What the task asks ->
Repeat the listing word for word. No pictures belong in the copy.

Information shown ->
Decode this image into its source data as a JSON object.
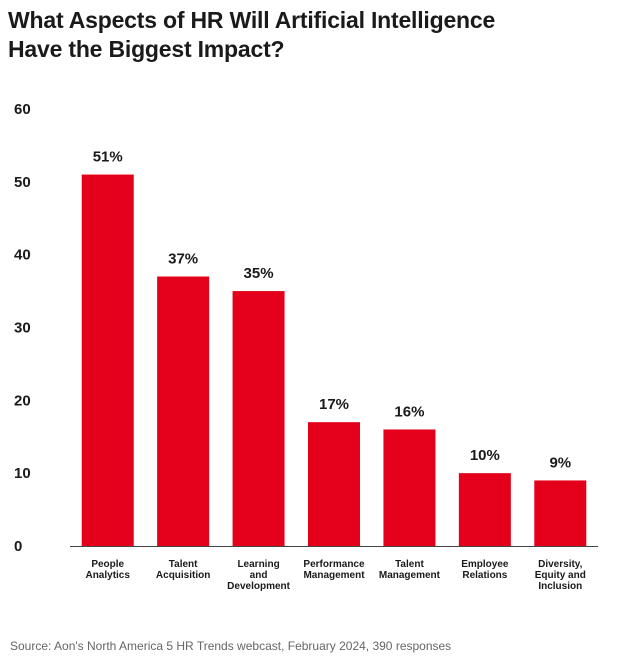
{
  "title_lines": [
    "What Aspects of HR Will Artificial Intelligence",
    "Have the Biggest Impact?"
  ],
  "source": "Source: Aon's North America 5 HR Trends webcast, February 2024, 390 responses",
  "colors": {
    "bar": "#e4001b",
    "axis": "#444444",
    "text": "#1a1a1a"
  },
  "chart_data": {
    "type": "bar",
    "title": "What Aspects of HR Will Artificial Intelligence Have the Biggest Impact?",
    "categories": [
      [
        "People",
        "Analytics"
      ],
      [
        "Talent",
        "Acquisition"
      ],
      [
        "Learning",
        "and",
        "Development"
      ],
      [
        "Performance",
        "Management"
      ],
      [
        "Talent",
        "Management"
      ],
      [
        "Employee",
        "Relations"
      ],
      [
        "Diversity,",
        "Equity and",
        "Inclusion"
      ]
    ],
    "values": [
      51,
      37,
      35,
      17,
      16,
      10,
      9
    ],
    "value_labels": [
      "51%",
      "37%",
      "35%",
      "17%",
      "16%",
      "10%",
      "9%"
    ],
    "yticks": [
      0,
      10,
      20,
      30,
      40,
      50,
      60
    ],
    "ylim": [
      0,
      60
    ],
    "xlabel": "",
    "ylabel": "",
    "grid": false,
    "legend": "none"
  }
}
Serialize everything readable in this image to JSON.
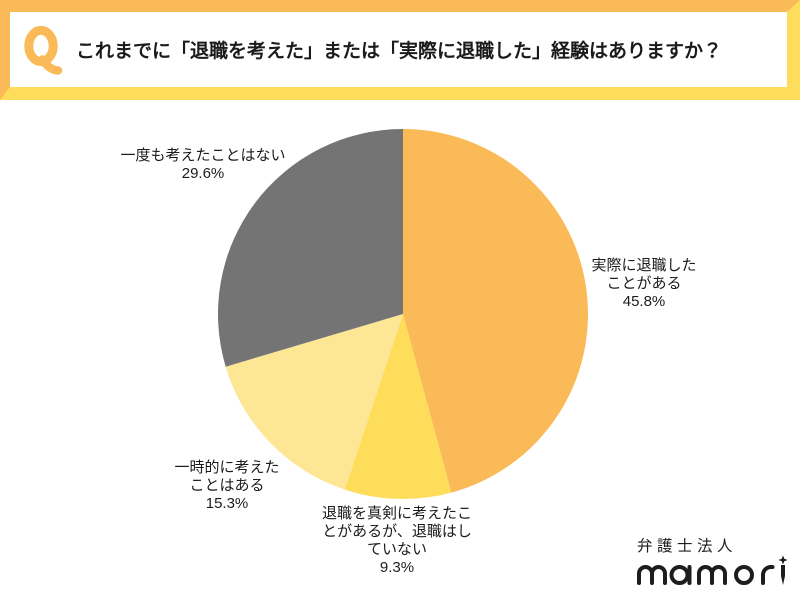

Problem solution ->
Decode this image into its source data as a JSON object.
{
  "title_lines": [
    "What Aspects of HR Will Artificial Intelligence",
    "Have the Biggest Impact?"
  ],
  "source": "Source: Aon's North America 5 HR Trends webcast, February 2024, 390 responses",
  "colors": {
    "bar": "#e4001b",
    "axis": "#444444",
    "text": "#1a1a1a"
  },
  "chart_data": {
    "type": "bar",
    "title": "What Aspects of HR Will Artificial Intelligence Have the Biggest Impact?",
    "categories": [
      [
        "People",
        "Analytics"
      ],
      [
        "Talent",
        "Acquisition"
      ],
      [
        "Learning",
        "and",
        "Development"
      ],
      [
        "Performance",
        "Management"
      ],
      [
        "Talent",
        "Management"
      ],
      [
        "Employee",
        "Relations"
      ],
      [
        "Diversity,",
        "Equity and",
        "Inclusion"
      ]
    ],
    "values": [
      51,
      37,
      35,
      17,
      16,
      10,
      9
    ],
    "value_labels": [
      "51%",
      "37%",
      "35%",
      "17%",
      "16%",
      "10%",
      "9%"
    ],
    "yticks": [
      0,
      10,
      20,
      30,
      40,
      50,
      60
    ],
    "ylim": [
      0,
      60
    ],
    "xlabel": "",
    "ylabel": "",
    "grid": false,
    "legend": "none"
  }
}
Serialize everything readable in this image to JSON.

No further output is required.